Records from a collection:
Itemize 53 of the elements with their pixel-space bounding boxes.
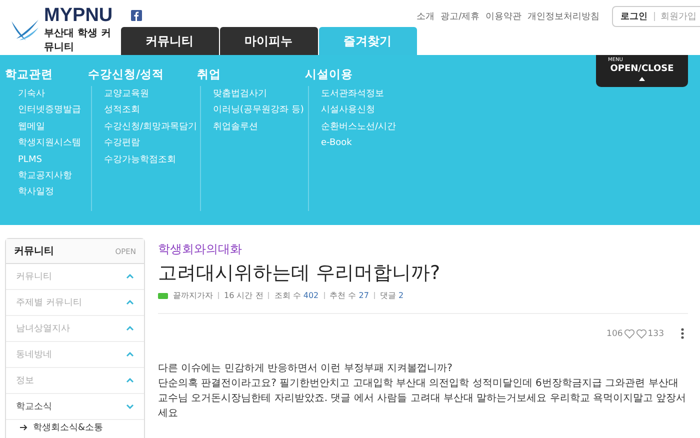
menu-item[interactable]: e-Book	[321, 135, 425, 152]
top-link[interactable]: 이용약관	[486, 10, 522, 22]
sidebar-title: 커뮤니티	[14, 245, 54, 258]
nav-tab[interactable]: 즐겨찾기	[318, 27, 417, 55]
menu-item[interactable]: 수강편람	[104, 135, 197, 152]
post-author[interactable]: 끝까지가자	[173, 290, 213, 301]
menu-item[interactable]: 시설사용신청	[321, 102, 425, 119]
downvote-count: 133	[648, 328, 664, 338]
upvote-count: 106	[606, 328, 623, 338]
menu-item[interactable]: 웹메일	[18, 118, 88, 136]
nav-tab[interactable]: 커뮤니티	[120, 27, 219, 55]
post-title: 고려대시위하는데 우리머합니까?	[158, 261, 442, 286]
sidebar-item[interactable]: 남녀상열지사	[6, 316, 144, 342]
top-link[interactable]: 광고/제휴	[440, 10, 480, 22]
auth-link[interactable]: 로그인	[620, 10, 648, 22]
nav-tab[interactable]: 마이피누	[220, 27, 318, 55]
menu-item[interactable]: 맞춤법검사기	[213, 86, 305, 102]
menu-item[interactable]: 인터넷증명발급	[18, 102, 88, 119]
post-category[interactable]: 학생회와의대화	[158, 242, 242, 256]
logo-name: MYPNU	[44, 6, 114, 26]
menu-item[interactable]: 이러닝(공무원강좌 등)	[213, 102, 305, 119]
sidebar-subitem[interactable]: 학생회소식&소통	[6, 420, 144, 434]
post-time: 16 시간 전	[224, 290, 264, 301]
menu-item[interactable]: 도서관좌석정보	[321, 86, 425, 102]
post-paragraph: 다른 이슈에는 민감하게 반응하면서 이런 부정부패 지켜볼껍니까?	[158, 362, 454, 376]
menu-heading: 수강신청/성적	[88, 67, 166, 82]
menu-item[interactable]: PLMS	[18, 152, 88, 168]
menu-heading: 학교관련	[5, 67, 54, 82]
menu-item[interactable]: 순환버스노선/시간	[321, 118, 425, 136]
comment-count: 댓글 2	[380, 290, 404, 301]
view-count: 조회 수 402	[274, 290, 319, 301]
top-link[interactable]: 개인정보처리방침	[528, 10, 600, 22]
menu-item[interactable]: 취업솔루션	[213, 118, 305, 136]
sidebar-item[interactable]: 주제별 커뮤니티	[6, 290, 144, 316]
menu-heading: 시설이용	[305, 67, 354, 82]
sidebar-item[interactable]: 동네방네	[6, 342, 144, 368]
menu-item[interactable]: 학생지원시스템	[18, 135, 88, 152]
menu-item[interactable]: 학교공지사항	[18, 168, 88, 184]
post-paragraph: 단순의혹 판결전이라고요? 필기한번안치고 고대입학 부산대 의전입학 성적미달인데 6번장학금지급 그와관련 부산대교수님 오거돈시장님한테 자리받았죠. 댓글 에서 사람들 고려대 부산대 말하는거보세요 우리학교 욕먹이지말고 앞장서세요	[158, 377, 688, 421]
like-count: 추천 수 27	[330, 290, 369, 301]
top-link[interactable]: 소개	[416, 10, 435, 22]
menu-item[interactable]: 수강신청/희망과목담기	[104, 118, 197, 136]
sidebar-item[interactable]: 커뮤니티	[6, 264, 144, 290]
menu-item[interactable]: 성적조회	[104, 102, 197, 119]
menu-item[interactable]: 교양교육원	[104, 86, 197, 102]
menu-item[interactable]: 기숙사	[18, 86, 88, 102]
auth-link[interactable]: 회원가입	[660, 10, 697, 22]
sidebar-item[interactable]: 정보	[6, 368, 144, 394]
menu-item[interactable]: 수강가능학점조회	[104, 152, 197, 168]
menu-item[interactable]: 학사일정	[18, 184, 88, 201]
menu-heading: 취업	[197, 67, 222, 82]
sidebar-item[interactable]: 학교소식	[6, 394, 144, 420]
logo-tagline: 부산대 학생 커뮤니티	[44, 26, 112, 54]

## What is asked
Reproduce, with no alteration, the lines above that run from the line containing "135, 425, 152]" through the line containing "118, 425, 136]", both included.

## Expected answer
menu-item[interactable]: e-Book	[321, 135, 425, 152]
top-link[interactable]: 이용약관	[486, 10, 522, 22]
sidebar-title: 커뮤니티	[14, 245, 54, 258]
nav-tab[interactable]: 즐겨찾기	[318, 27, 417, 55]
menu-item[interactable]: 수강편람	[104, 135, 197, 152]
post-author[interactable]: 끝까지가자	[173, 290, 213, 301]
menu-item[interactable]: 시설사용신청	[321, 102, 425, 119]
downvote-count: 133	[648, 328, 664, 338]
upvote-count: 106	[606, 328, 623, 338]
menu-item[interactable]: 웹메일	[18, 118, 88, 136]
nav-tab[interactable]: 커뮤니티	[120, 27, 219, 55]
post-title: 고려대시위하는데 우리머합니까?	[158, 261, 442, 286]
sidebar-item[interactable]: 남녀상열지사	[6, 316, 144, 342]
top-link[interactable]: 광고/제휴	[440, 10, 480, 22]
auth-link[interactable]: 로그인	[620, 10, 648, 22]
nav-tab[interactable]: 마이피누	[220, 27, 318, 55]
menu-item[interactable]: 맞춤법검사기	[213, 86, 305, 102]
menu-item[interactable]: 인터넷증명발급	[18, 102, 88, 119]
post-category[interactable]: 학생회와의대화	[158, 242, 242, 256]
logo-name: MYPNU	[44, 6, 114, 26]
menu-item[interactable]: 이러닝(공무원강좌 등)	[213, 102, 305, 119]
sidebar-subitem[interactable]: 학생회소식&소통	[6, 420, 144, 434]
post-time: 16 시간 전	[224, 290, 264, 301]
menu-item[interactable]: 도서관좌석정보	[321, 86, 425, 102]
post-paragraph: 다른 이슈에는 민감하게 반응하면서 이런 부정부패 지켜볼껍니까?	[158, 362, 454, 376]
menu-heading: 수강신청/성적	[88, 67, 166, 82]
menu-item[interactable]: PLMS	[18, 152, 88, 168]
menu-heading: 학교관련	[5, 67, 54, 82]
menu-item[interactable]: 순환버스노선/시간	[321, 118, 425, 136]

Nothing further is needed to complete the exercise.